Aim: Check every line of the entries that follow, and copy the ones containing "Market".

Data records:
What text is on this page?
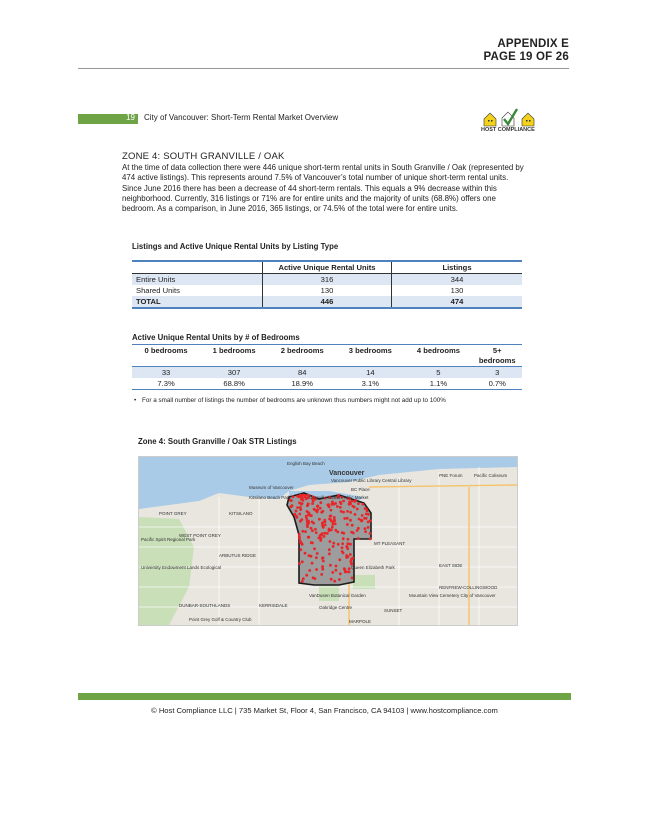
APPENDIX E
PAGE 19 OF 26
19 City of Vancouver: Short-Term Rental Market Overview
HOST COMPLIANCE
ZONE 4: SOUTH GRANVILLE / OAK

At the time of data collection there were 446 unique short-term rental units in South Granville / Oak (represented by 474 active listings). This represents around 7.5% of Vancouver’s total number of unique short-term rental units. Since June 2016 there has been a decrease of 44 short-term rentals. This equals a 9% decrease within this neighborhood. Currently, 316 listings or 71% are for entire units and the majority of units (68.8%) offers one bedroom. As a comparison, in June 2016, 365 listings, or 74.5% of the total were for entire units.

Listings and Active Unique Rental Units by Listing Type
	Active Unique Rental Units	Listings
Entire Units	316	344
Shared Units	130	130
TOTAL	446	474
Active Unique Rental Units by # of Bedrooms
0 bedrooms	1 bedrooms	2 bedrooms	3 bedrooms	4 bedrooms	5+ bedrooms
33	307	84	14	5	3
7.3%	68.8%	18.9%	3.1%	1.1%	0.7%
• For a small number of listings the number of bedrooms are unknown thus numbers might not add up to 100%
Zone 4: South Granville / Oak STR Listings
English Bay Beach
Vancouver
Vancouver Public Library Central Library
BC Place
Museum of Vancouver
Kitsilano Beach Park	Granville Island Public Market
PNE Forum	Pacific Coliseum
POINT GREY	KITSILANO
WEST POINT GREY
MT PLEASANT
ARBUTUS RIDGE
Queen Elizabeth Park
VanDusen Botanical Garden
Pacific Spirit Regional Park
University Endowment Lands Ecological
DUNBAR-SOUTHLANDS	KERRISDALE
MARPOLE
RENFREW-COLLINGWOOD
Mountain View Cemetery City of Vancouver
EAST SIDE
Point Grey Golf & Country Club
SUNSET
Oakridge Centre
© Host Compliance LLC | 735 Market St, Floor 4, San Francisco, CA 94103 | www.hostcompliance.com
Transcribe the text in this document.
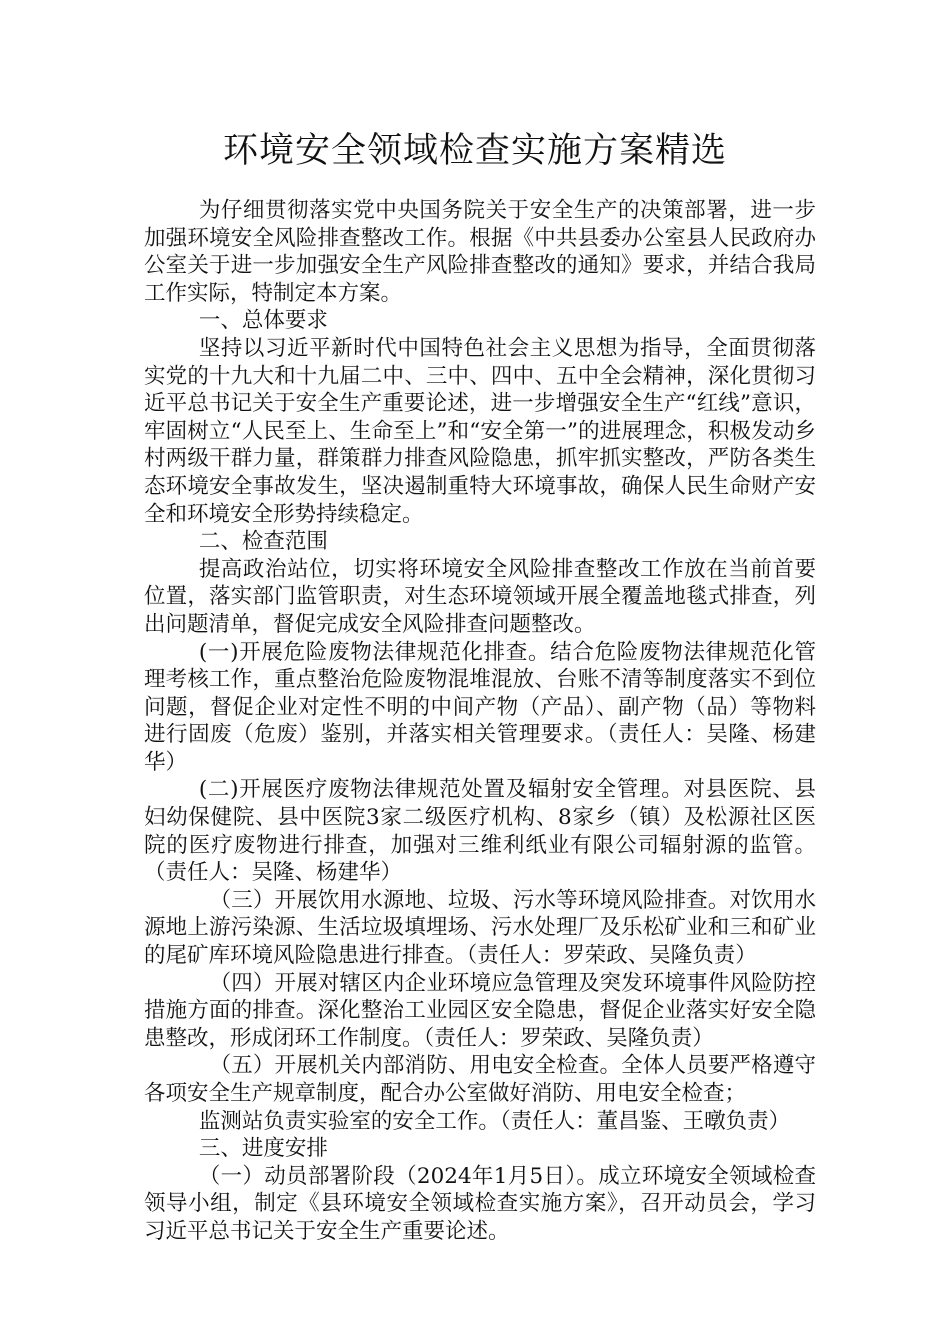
环境安全领域检查实施方案精选

为仔细贯彻落实党中央国务院关于安全生产的决策部署，进一步加强环境安全风险排查整改工作。根据《中共县委办公室县人民政府办公室关于进一步加强安全生产风险排查整改的通知》要求，并结合我局工作实际，特制定本方案。

一、总体要求

坚持以习近平新时代中国特色社会主义思想为指导，全面贯彻落实党的十九大和十九届二中、三中、四中、五中全会精神，深化贯彻习近平总书记关于安全生产重要论述，进一步增强安全生产“红线”意识，牢固树立“人民至上、生命至上”和“安全第一”的进展理念，积极发动乡村两级干群力量，群策群力排查风险隐患，抓牢抓实整改，严防各类生态环境安全事故发生，坚决遏制重特大环境事故，确保人民生命财产安全和环境安全形势持续稳定。

二、检查范围

提高政治站位，切实将环境安全风险排查整改工作放在当前首要位置，落实部门监管职责，对生态环境领域开展全覆盖地毯式排查，列出问题清单，督促完成安全风险排查问题整改。

(一)开展危险废物法律规范化排查。结合危险废物法律规范化管理考核工作，重点整治危险废物混堆混放、台账不清等制度落实不到位问题，督促企业对定性不明的中间产物（产品）、副产物（品）等物料进行固废（危废）鉴别，并落实相关管理要求。（责任人：吴隆、杨建华）

(二)开展医疗废物法律规范处置及辐射安全管理。对县医院、县妇幼保健院、县中医院3家二级医疗机构、8家乡（镇）及松源社区医院的医疗废物进行排查，加强对三维利纸业有限公司辐射源的监管。（责任人：吴隆、杨建华）

（三）开展饮用水源地、垃圾、污水等环境风险排查。对饮用水源地上游污染源、生活垃圾填埋场、污水处理厂及乐松矿业和三和矿业的尾矿库环境风险隐患进行排查。（责任人：罗荣政、吴隆负责）

（四）开展对辖区内企业环境应急管理及突发环境事件风险防控措施方面的排查。深化整治工业园区安全隐患，督促企业落实好安全隐患整改，形成闭环工作制度。（责任人：罗荣政、吴隆负责）

（五）开展机关内部消防、用电安全检查。全体人员要严格遵守各项安全生产规章制度，配合办公室做好消防、用电安全检查；

监测站负责实验室的安全工作。（责任人：董昌鉴、王暾负责）

三、进度安排

（一）动员部署阶段（2024年1月5日）。成立环境安全领域检查领导小组，制定《县环境安全领域检查实施方案》，召开动员会，学习习近平总书记关于安全生产重要论述。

Full solution:
19 City of Vancouver: Short-Term Rental Market Overview
Kitsilano Beach Park	Granville Island Public Market
© Host Compliance LLC | 735 Market St, Floor 4, San Francisco, CA 94103 | www.hostcompliance.com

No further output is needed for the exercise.